[WORK TO COMPLETE]: Write out the full set of records below exactly.

— Start of INPUT MATERIAL —

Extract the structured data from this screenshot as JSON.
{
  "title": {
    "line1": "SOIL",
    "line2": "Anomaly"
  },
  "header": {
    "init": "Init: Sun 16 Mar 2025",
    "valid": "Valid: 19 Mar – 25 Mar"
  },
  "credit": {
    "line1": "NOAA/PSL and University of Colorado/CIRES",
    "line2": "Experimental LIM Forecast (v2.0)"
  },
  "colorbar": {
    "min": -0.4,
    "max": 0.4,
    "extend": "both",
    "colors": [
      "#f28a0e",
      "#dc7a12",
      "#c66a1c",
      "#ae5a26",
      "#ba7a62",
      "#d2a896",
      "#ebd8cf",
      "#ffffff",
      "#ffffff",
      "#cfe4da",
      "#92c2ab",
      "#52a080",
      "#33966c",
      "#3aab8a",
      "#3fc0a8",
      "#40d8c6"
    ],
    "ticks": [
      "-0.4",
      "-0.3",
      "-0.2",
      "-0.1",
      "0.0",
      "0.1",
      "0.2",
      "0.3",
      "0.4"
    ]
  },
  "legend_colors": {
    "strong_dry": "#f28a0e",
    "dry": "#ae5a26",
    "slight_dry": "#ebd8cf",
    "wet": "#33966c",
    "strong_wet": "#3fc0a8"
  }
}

— End of INPUT MATERIAL —

[THE ANSWER]:
Extract the structured data from this screenshot as JSON.
{
  "title": {
    "line1": "SOIL",
    "line2": "Anomaly"
  },
  "header": {
    "init": "Init: Sun 16 Mar 2025",
    "valid": "Valid: 19 Mar – 25 Mar"
  },
  "credit": {
    "line1": "NOAA/PSL and University of Colorado/CIRES",
    "line2": "Experimental LIM Forecast (v2.0)"
  },
  "colorbar": {
    "min": -0.4,
    "max": 0.4,
    "extend": "both",
    "colors": [
      "#f28a0e",
      "#dc7a12",
      "#c66a1c",
      "#ae5a26",
      "#ba7a62",
      "#d2a896",
      "#ebd8cf",
      "#ffffff",
      "#ffffff",
      "#cfe4da",
      "#92c2ab",
      "#52a080",
      "#33966c",
      "#3aab8a",
      "#3fc0a8",
      "#40d8c6"
    ],
    "ticks": [
      "-0.4",
      "-0.3",
      "-0.2",
      "-0.1",
      "0.0",
      "0.1",
      "0.2",
      "0.3",
      "0.4"
    ]
  },
  "legend_colors": {
    "strong_dry": "#f28a0e",
    "dry": "#ae5a26",
    "slight_dry": "#ebd8cf",
    "wet": "#33966c",
    "strong_wet": "#3fc0a8"
  }
}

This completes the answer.